##### EXCERPTED RECORDS #####
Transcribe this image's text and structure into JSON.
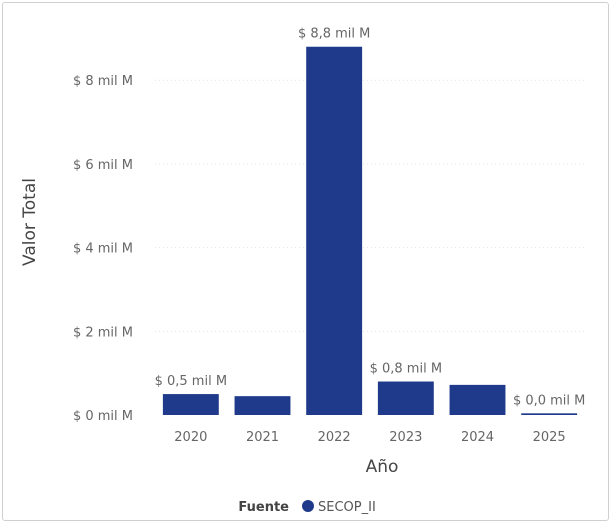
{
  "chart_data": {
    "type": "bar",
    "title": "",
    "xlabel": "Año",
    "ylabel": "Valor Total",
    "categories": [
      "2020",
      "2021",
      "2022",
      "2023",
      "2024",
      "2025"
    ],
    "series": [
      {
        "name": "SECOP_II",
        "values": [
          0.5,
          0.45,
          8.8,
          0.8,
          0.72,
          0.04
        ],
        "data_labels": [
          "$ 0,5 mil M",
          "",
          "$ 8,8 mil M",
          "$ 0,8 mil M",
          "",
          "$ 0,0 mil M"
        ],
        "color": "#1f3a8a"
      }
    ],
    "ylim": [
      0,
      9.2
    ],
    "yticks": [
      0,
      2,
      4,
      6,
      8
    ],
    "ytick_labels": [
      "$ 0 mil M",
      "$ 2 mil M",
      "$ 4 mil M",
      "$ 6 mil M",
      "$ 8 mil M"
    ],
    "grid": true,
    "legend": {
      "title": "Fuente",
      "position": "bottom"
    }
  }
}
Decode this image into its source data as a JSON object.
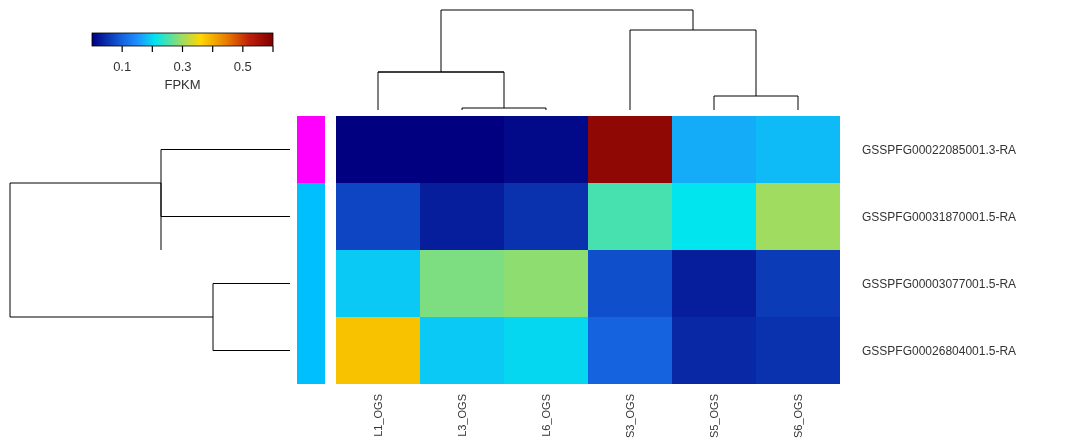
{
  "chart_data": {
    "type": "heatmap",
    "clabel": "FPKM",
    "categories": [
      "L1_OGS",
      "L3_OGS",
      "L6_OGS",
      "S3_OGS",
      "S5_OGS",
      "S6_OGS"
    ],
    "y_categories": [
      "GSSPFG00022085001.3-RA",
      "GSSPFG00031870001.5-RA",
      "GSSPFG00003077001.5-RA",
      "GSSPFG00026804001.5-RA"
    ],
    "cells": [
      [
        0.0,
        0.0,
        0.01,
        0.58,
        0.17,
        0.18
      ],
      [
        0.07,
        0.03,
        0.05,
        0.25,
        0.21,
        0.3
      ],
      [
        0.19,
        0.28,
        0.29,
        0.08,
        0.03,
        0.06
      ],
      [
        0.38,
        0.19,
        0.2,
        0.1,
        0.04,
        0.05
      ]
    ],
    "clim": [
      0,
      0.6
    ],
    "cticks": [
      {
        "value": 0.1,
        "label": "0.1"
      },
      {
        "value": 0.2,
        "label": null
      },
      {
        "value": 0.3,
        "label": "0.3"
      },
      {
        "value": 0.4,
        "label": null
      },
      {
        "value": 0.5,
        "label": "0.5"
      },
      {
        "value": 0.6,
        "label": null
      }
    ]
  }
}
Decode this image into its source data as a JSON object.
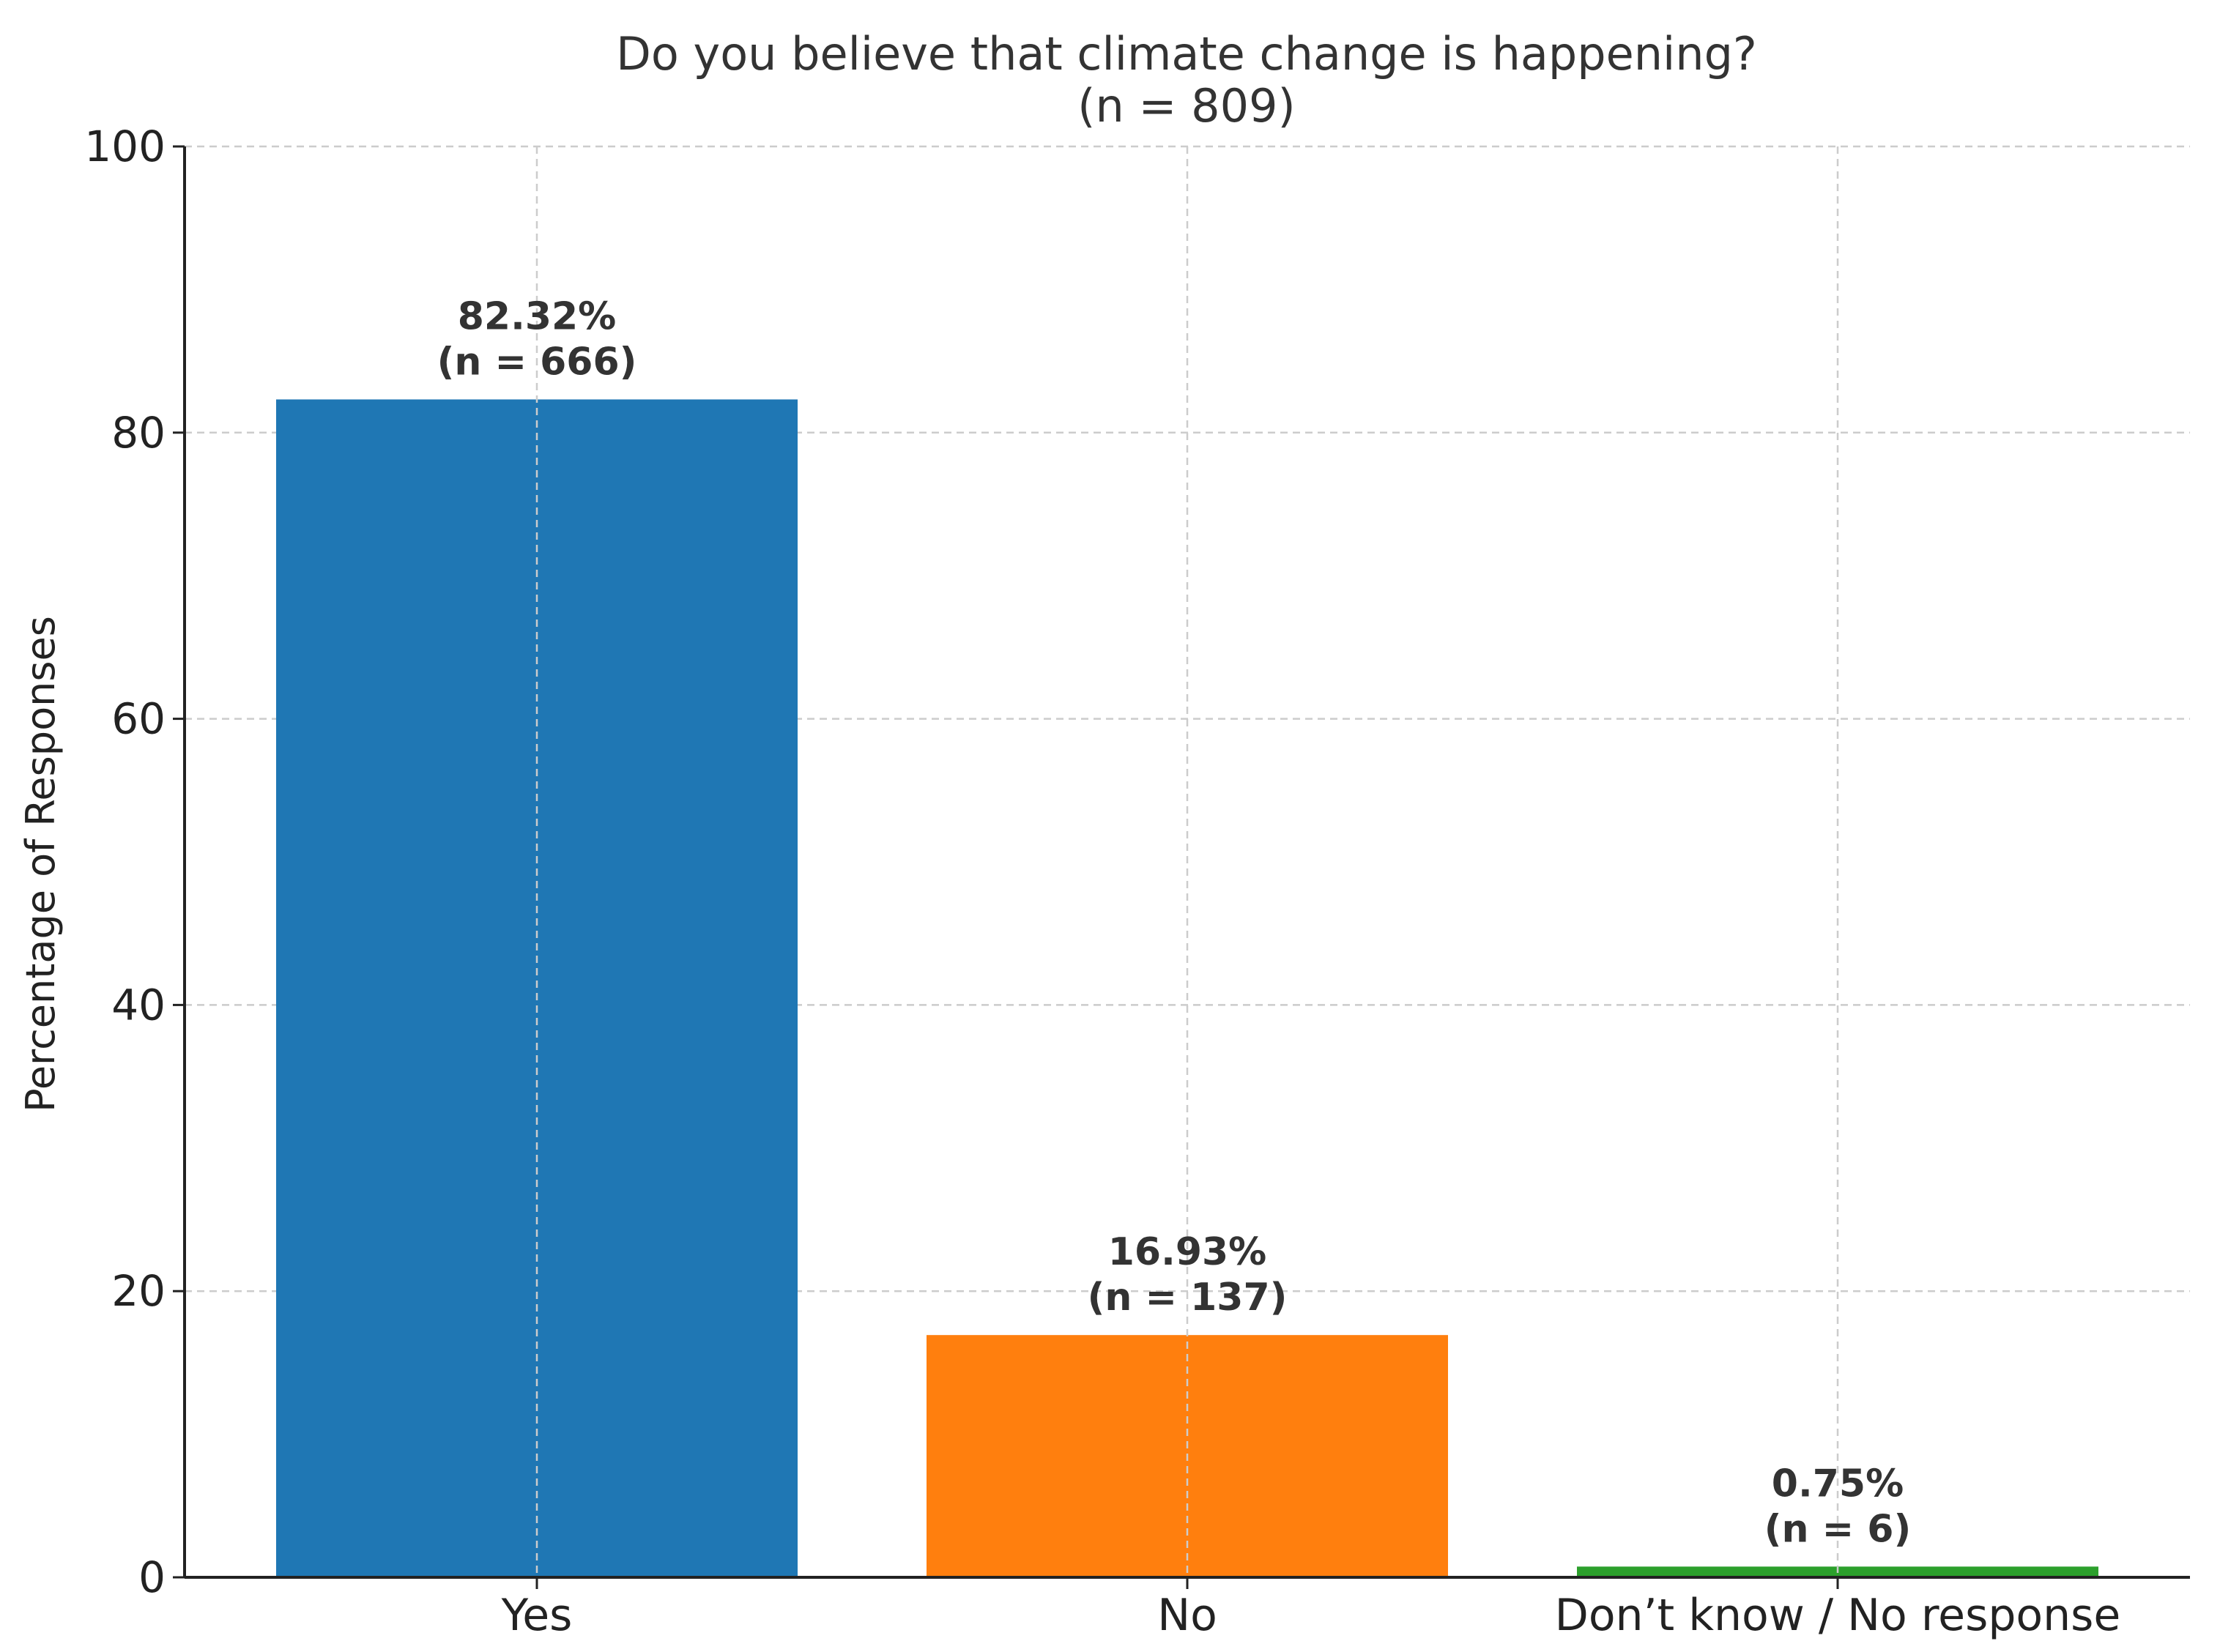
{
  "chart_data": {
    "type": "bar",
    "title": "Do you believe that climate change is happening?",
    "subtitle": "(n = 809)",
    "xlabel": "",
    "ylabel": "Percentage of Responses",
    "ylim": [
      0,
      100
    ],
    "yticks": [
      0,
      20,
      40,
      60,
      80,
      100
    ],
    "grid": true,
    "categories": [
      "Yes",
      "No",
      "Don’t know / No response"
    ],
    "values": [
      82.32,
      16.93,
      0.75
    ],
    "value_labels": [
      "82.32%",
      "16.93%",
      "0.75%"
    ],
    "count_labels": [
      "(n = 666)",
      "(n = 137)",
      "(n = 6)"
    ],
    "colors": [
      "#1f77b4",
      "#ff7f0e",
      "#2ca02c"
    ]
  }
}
#####
GIVEN TASK: Copy each line exactly, and leave the pictures out of your copy.

RESULT:
Transcribe this image's text and structure into JSON.
{
  "chart_data": {
    "type": "bar",
    "title": "",
    "xlabel": "Año",
    "ylabel": "Valor Total",
    "categories": [
      "2020",
      "2021",
      "2022",
      "2023",
      "2024",
      "2025"
    ],
    "series": [
      {
        "name": "SECOP_II",
        "values": [
          0.5,
          0.45,
          8.8,
          0.8,
          0.72,
          0.04
        ],
        "data_labels": [
          "$ 0,5 mil M",
          "",
          "$ 8,8 mil M",
          "$ 0,8 mil M",
          "",
          "$ 0,0 mil M"
        ],
        "color": "#1f3a8a"
      }
    ],
    "ylim": [
      0,
      9.2
    ],
    "yticks": [
      0,
      2,
      4,
      6,
      8
    ],
    "ytick_labels": [
      "$ 0 mil M",
      "$ 2 mil M",
      "$ 4 mil M",
      "$ 6 mil M",
      "$ 8 mil M"
    ],
    "grid": true,
    "legend": {
      "title": "Fuente",
      "position": "bottom"
    }
  }
}
Decode this image into its source data as a JSON object.
{
  "chart_data": {
    "type": "heatmap",
    "clabel": "FPKM",
    "categories": [
      "L1_OGS",
      "L3_OGS",
      "L6_OGS",
      "S3_OGS",
      "S5_OGS",
      "S6_OGS"
    ],
    "y_categories": [
      "GSSPFG00022085001.3-RA",
      "GSSPFG00031870001.5-RA",
      "GSSPFG00003077001.5-RA",
      "GSSPFG00026804001.5-RA"
    ],
    "cells": [
      [
        0.0,
        0.0,
        0.01,
        0.58,
        0.17,
        0.18
      ],
      [
        0.07,
        0.03,
        0.05,
        0.25,
        0.21,
        0.3
      ],
      [
        0.19,
        0.28,
        0.29,
        0.08,
        0.03,
        0.06
      ],
      [
        0.38,
        0.19,
        0.2,
        0.1,
        0.04,
        0.05
      ]
    ],
    "clim": [
      0,
      0.6
    ],
    "cticks": [
      {
        "value": 0.1,
        "label": "0.1"
      },
      {
        "value": 0.2,
        "label": null
      },
      {
        "value": 0.3,
        "label": "0.3"
      },
      {
        "value": 0.4,
        "label": null
      },
      {
        "value": 0.5,
        "label": "0.5"
      },
      {
        "value": 0.6,
        "label": null
      }
    ]
  }
}
Decode this image into its source data as a JSON object.
{
  "chart_data": {
    "type": "bar",
    "title": "Do you believe that climate change is happening?",
    "subtitle": "(n = 809)",
    "xlabel": "",
    "ylabel": "Percentage of Responses",
    "ylim": [
      0,
      100
    ],
    "yticks": [
      0,
      20,
      40,
      60,
      80,
      100
    ],
    "grid": true,
    "categories": [
      "Yes",
      "No",
      "Don’t know / No response"
    ],
    "values": [
      82.32,
      16.93,
      0.75
    ],
    "value_labels": [
      "82.32%",
      "16.93%",
      "0.75%"
    ],
    "count_labels": [
      "(n = 666)",
      "(n = 137)",
      "(n = 6)"
    ],
    "colors": [
      "#1f77b4",
      "#ff7f0e",
      "#2ca02c"
    ]
  }
}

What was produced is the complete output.